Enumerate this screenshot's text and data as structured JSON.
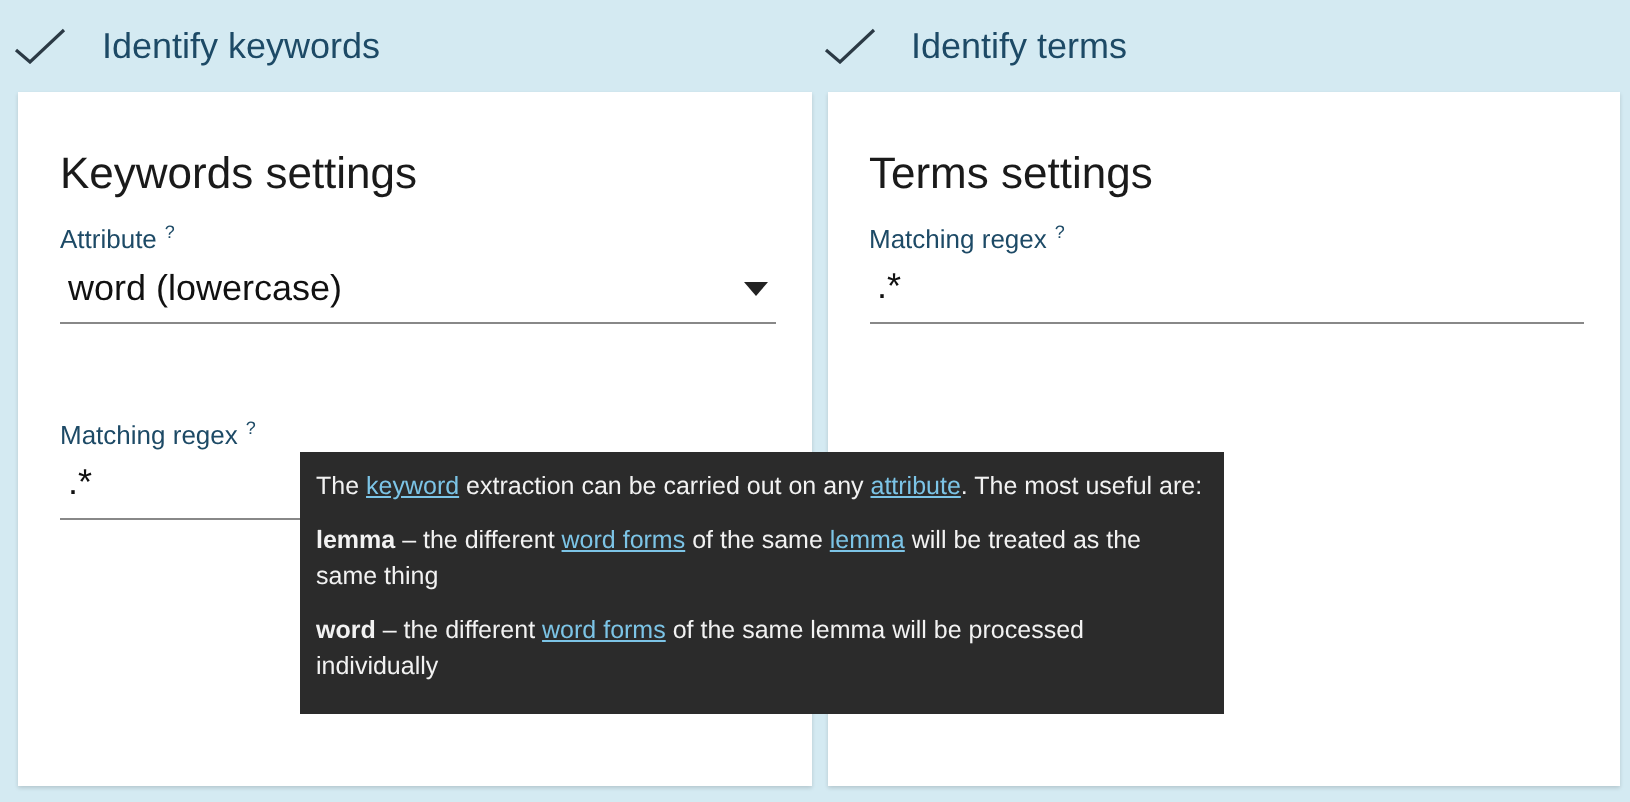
{
  "panels": [
    {
      "header": {
        "title": "Identify keywords",
        "checked": true
      },
      "card": {
        "title": "Keywords settings",
        "fields": [
          {
            "kind": "select",
            "label": "Attribute",
            "help": "?",
            "value": "word (lowercase)"
          },
          {
            "kind": "text",
            "label": "Matching regex",
            "help": "?",
            "value": ".*"
          }
        ]
      }
    },
    {
      "header": {
        "title": "Identify terms",
        "checked": true
      },
      "card": {
        "title": "Terms settings",
        "fields": [
          {
            "kind": "text",
            "label": "Matching regex",
            "help": "?",
            "value": ".*"
          }
        ]
      }
    }
  ],
  "tooltip": {
    "paragraphs": [
      [
        {
          "kind": "text",
          "text": "The "
        },
        {
          "kind": "link",
          "text": "keyword"
        },
        {
          "kind": "text",
          "text": " extraction can be carried out on any "
        },
        {
          "kind": "link",
          "text": "attribute"
        },
        {
          "kind": "text",
          "text": ". The most useful are:"
        }
      ],
      [
        {
          "kind": "bold",
          "text": "lemma"
        },
        {
          "kind": "text",
          "text": " – the different "
        },
        {
          "kind": "link",
          "text": "word forms"
        },
        {
          "kind": "text",
          "text": " of the same "
        },
        {
          "kind": "link",
          "text": "lemma"
        },
        {
          "kind": "text",
          "text": " will be treated as the same thing"
        }
      ],
      [
        {
          "kind": "bold",
          "text": "word"
        },
        {
          "kind": "text",
          "text": " – the different "
        },
        {
          "kind": "link",
          "text": "word forms"
        },
        {
          "kind": "text",
          "text": " of the same lemma will be processed individually"
        }
      ]
    ]
  }
}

********

EXERCISE PROMPT:
Transcribe all the records above word for word, without their images.

RESPONSE BELOW:
Enumerate this screenshot's text and data as structured JSON.
{
  "panels": [
    {
      "header": {
        "title": "Identify keywords",
        "checked": true
      },
      "card": {
        "title": "Keywords settings",
        "fields": [
          {
            "kind": "select",
            "label": "Attribute",
            "help": "?",
            "value": "word (lowercase)"
          },
          {
            "kind": "text",
            "label": "Matching regex",
            "help": "?",
            "value": ".*"
          }
        ]
      }
    },
    {
      "header": {
        "title": "Identify terms",
        "checked": true
      },
      "card": {
        "title": "Terms settings",
        "fields": [
          {
            "kind": "text",
            "label": "Matching regex",
            "help": "?",
            "value": ".*"
          }
        ]
      }
    }
  ],
  "tooltip": {
    "paragraphs": [
      [
        {
          "kind": "text",
          "text": "The "
        },
        {
          "kind": "link",
          "text": "keyword"
        },
        {
          "kind": "text",
          "text": " extraction can be carried out on any "
        },
        {
          "kind": "link",
          "text": "attribute"
        },
        {
          "kind": "text",
          "text": ". The most useful are:"
        }
      ],
      [
        {
          "kind": "bold",
          "text": "lemma"
        },
        {
          "kind": "text",
          "text": " – the different "
        },
        {
          "kind": "link",
          "text": "word forms"
        },
        {
          "kind": "text",
          "text": " of the same "
        },
        {
          "kind": "link",
          "text": "lemma"
        },
        {
          "kind": "text",
          "text": " will be treated as the same thing"
        }
      ],
      [
        {
          "kind": "bold",
          "text": "word"
        },
        {
          "kind": "text",
          "text": " – the different "
        },
        {
          "kind": "link",
          "text": "word forms"
        },
        {
          "kind": "text",
          "text": " of the same lemma will be processed individually"
        }
      ]
    ]
  }
}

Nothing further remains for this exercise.